§ Listed records:
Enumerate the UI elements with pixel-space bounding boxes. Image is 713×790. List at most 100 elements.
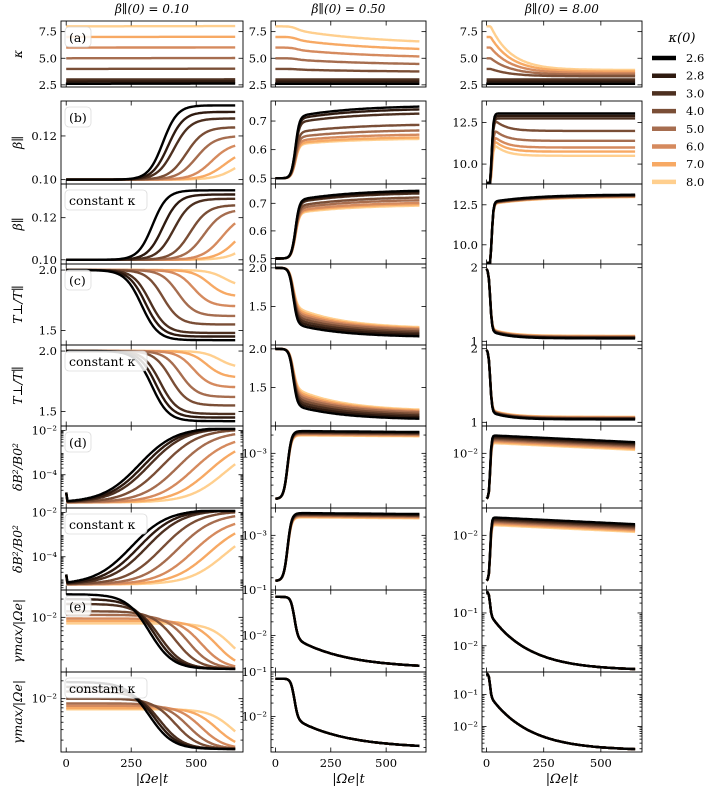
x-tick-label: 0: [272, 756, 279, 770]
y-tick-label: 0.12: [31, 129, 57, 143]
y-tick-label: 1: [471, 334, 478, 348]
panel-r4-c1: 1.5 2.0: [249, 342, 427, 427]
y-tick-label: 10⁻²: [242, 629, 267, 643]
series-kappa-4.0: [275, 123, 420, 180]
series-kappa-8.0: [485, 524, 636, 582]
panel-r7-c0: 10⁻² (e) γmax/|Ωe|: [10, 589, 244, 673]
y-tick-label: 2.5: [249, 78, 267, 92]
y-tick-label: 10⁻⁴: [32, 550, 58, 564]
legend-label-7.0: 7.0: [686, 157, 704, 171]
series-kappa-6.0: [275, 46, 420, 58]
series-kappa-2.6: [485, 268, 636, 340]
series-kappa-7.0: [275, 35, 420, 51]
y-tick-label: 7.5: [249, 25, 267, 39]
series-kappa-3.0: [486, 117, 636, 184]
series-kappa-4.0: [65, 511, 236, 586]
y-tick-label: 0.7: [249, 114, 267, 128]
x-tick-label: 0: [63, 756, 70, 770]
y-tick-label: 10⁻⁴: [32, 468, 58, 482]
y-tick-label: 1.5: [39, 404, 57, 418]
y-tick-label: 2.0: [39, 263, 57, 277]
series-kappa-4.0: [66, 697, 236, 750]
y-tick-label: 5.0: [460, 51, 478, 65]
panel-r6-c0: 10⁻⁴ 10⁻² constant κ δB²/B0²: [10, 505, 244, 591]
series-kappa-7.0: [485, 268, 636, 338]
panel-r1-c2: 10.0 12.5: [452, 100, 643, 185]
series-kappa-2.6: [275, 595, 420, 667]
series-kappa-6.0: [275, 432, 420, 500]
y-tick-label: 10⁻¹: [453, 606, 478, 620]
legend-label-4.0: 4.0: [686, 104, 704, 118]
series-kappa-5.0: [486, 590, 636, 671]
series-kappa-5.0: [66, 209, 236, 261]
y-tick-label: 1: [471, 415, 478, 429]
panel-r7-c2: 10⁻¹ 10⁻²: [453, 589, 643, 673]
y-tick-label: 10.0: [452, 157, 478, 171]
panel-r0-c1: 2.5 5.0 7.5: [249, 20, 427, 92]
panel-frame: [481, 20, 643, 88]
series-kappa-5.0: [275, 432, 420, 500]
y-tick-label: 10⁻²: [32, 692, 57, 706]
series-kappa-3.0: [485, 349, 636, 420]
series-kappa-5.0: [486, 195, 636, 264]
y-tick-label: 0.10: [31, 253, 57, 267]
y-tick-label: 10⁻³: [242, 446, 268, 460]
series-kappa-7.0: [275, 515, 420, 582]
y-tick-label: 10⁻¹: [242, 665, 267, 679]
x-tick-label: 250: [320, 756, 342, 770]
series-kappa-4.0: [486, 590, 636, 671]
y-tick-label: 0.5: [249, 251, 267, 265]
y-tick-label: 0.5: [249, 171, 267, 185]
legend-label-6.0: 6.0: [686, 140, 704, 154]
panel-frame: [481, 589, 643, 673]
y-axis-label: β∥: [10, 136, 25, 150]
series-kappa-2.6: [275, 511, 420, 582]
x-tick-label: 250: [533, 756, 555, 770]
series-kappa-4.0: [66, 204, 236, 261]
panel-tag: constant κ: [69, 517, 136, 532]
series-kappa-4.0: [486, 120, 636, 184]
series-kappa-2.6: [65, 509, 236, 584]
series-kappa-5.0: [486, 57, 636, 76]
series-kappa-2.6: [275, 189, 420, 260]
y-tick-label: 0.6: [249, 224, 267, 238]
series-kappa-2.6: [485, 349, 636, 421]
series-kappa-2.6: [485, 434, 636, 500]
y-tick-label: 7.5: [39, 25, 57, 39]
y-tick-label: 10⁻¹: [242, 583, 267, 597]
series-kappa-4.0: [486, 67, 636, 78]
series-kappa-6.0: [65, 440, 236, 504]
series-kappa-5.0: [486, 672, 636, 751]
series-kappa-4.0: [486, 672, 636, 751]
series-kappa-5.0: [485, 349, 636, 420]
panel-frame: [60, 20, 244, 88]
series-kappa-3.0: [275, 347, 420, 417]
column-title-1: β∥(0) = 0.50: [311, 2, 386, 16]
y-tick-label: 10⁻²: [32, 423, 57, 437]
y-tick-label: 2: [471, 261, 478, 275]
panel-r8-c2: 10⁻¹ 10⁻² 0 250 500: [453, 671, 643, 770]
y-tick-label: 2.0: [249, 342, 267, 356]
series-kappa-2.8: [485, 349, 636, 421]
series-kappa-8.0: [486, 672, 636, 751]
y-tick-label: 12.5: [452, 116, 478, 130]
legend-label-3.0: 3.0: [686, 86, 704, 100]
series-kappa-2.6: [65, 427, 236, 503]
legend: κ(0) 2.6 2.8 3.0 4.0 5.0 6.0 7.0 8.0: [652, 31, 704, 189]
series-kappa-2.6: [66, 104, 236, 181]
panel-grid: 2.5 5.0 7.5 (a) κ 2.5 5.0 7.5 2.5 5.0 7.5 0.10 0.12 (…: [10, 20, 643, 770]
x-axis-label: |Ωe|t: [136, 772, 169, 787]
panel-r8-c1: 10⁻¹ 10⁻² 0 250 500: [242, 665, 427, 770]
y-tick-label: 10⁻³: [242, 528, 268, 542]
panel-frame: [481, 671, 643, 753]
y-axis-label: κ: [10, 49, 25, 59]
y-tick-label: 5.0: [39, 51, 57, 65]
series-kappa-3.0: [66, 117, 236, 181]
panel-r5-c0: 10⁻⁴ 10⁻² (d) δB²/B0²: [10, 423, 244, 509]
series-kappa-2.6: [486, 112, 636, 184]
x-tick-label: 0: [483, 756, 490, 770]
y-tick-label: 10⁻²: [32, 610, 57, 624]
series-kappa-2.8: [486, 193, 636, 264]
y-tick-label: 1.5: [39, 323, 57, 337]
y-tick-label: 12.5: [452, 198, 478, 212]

§ Aim of the task:
Reproduce every line of the data above verbatim, omitting the pictures.

§ Result for this exercise:
Enumerate the UI elements with pixel-space bounding boxes. Image is 713×790. List at most 100 elements.
x-tick-label: 0: [272, 756, 279, 770]
y-tick-label: 0.12: [31, 129, 57, 143]
y-tick-label: 1: [471, 334, 478, 348]
panel-r4-c1: 1.5 2.0: [249, 342, 427, 427]
y-tick-label: 10⁻²: [242, 629, 267, 643]
series-kappa-4.0: [275, 123, 420, 180]
series-kappa-8.0: [485, 524, 636, 582]
panel-r7-c0: 10⁻² (e) γmax/|Ωe|: [10, 589, 244, 673]
y-tick-label: 2.5: [249, 78, 267, 92]
y-tick-label: 10⁻⁴: [32, 550, 58, 564]
legend-label-7.0: 7.0: [686, 157, 704, 171]
series-kappa-6.0: [275, 46, 420, 58]
series-kappa-2.6: [485, 268, 636, 340]
series-kappa-7.0: [275, 35, 420, 51]
y-tick-label: 7.5: [249, 25, 267, 39]
series-kappa-3.0: [486, 117, 636, 184]
series-kappa-4.0: [65, 511, 236, 586]
y-tick-label: 0.7: [249, 114, 267, 128]
x-tick-label: 0: [63, 756, 70, 770]
y-tick-label: 10⁻⁴: [32, 468, 58, 482]
y-tick-label: 1.5: [39, 404, 57, 418]
y-tick-label: 2.0: [39, 263, 57, 277]
series-kappa-4.0: [66, 697, 236, 750]
y-tick-label: 5.0: [460, 51, 478, 65]
panel-r6-c0: 10⁻⁴ 10⁻² constant κ δB²/B0²: [10, 505, 244, 591]
series-kappa-7.0: [485, 268, 636, 338]
panel-r1-c2: 10.0 12.5: [452, 100, 643, 185]
series-kappa-2.6: [275, 595, 420, 667]
series-kappa-6.0: [275, 432, 420, 500]
y-tick-label: 10⁻¹: [453, 606, 478, 620]
legend-label-4.0: 4.0: [686, 104, 704, 118]
series-kappa-5.0: [486, 590, 636, 671]
series-kappa-5.0: [66, 209, 236, 261]
y-tick-label: 1: [471, 415, 478, 429]
panel-r7-c2: 10⁻¹ 10⁻²: [453, 589, 643, 673]
y-tick-label: 10.0: [452, 157, 478, 171]
panel-r0-c1: 2.5 5.0 7.5: [249, 20, 427, 92]
panel-frame: [481, 20, 643, 88]
series-kappa-5.0: [275, 432, 420, 500]
y-tick-label: 10⁻²: [32, 692, 57, 706]
series-kappa-3.0: [485, 349, 636, 420]
series-kappa-5.0: [486, 195, 636, 264]
y-tick-label: 0.10: [31, 253, 57, 267]
y-tick-label: 10⁻³: [242, 446, 268, 460]
series-kappa-7.0: [275, 515, 420, 582]
y-tick-label: 10⁻¹: [242, 665, 267, 679]
x-tick-label: 250: [320, 756, 342, 770]
series-kappa-4.0: [486, 590, 636, 671]
y-tick-label: 0.5: [249, 251, 267, 265]
y-tick-label: 0.5: [249, 171, 267, 185]
legend-label-6.0: 6.0: [686, 140, 704, 154]
panel-frame: [481, 589, 643, 673]
y-axis-label: β∥: [10, 136, 25, 150]
series-kappa-2.6: [275, 511, 420, 582]
x-tick-label: 250: [533, 756, 555, 770]
series-kappa-4.0: [66, 204, 236, 261]
panel-tag: constant κ: [69, 517, 136, 532]
series-kappa-4.0: [486, 120, 636, 184]
series-kappa-2.6: [65, 509, 236, 584]
series-kappa-5.0: [486, 57, 636, 76]
series-kappa-2.6: [275, 189, 420, 260]
y-tick-label: 0.6: [249, 224, 267, 238]
series-kappa-2.6: [485, 349, 636, 421]
series-kappa-2.6: [485, 434, 636, 500]
y-tick-label: 7.5: [39, 25, 57, 39]
y-tick-label: 10⁻¹: [242, 583, 267, 597]
series-kappa-4.0: [486, 67, 636, 78]
series-kappa-6.0: [65, 440, 236, 504]
series-kappa-5.0: [486, 672, 636, 751]
series-kappa-4.0: [486, 672, 636, 751]
series-kappa-5.0: [485, 349, 636, 420]
panel-frame: [60, 20, 244, 88]
series-kappa-3.0: [275, 347, 420, 417]
column-title-1: β∥(0) = 0.50: [311, 2, 386, 16]
y-tick-label: 10⁻²: [32, 423, 57, 437]
y-tick-label: 2: [471, 261, 478, 275]
panel-r8-c2: 10⁻¹ 10⁻² 0 250 500: [453, 671, 643, 770]
y-tick-label: 2.0: [249, 342, 267, 356]
series-kappa-2.8: [485, 349, 636, 421]
series-kappa-8.0: [486, 672, 636, 751]
y-tick-label: 12.5: [452, 116, 478, 130]
legend-label-3.0: 3.0: [686, 86, 704, 100]
series-kappa-2.6: [65, 427, 236, 503]
legend: κ(0) 2.6 2.8 3.0 4.0 5.0 6.0 7.0 8.0: [652, 31, 704, 189]
series-kappa-2.6: [66, 104, 236, 181]
panel-grid: 2.5 5.0 7.5 (a) κ 2.5 5.0 7.5 2.5 5.0 7.5 0.10 0.12 (…: [10, 20, 643, 770]
x-axis-label: |Ωe|t: [136, 772, 169, 787]
panel-r8-c1: 10⁻¹ 10⁻² 0 250 500: [242, 665, 427, 770]
y-tick-label: 10⁻³: [242, 528, 268, 542]
panel-frame: [481, 671, 643, 753]
y-axis-label: κ: [10, 49, 25, 59]
y-tick-label: 5.0: [39, 51, 57, 65]
series-kappa-3.0: [66, 117, 236, 181]
panel-r5-c0: 10⁻⁴ 10⁻² (d) δB²/B0²: [10, 423, 244, 509]
series-kappa-2.6: [486, 112, 636, 184]
x-tick-label: 0: [483, 756, 490, 770]
y-tick-label: 10⁻²: [32, 610, 57, 624]
series-kappa-2.8: [486, 193, 636, 264]
y-tick-label: 1.5: [39, 323, 57, 337]
y-tick-label: 12.5: [452, 198, 478, 212]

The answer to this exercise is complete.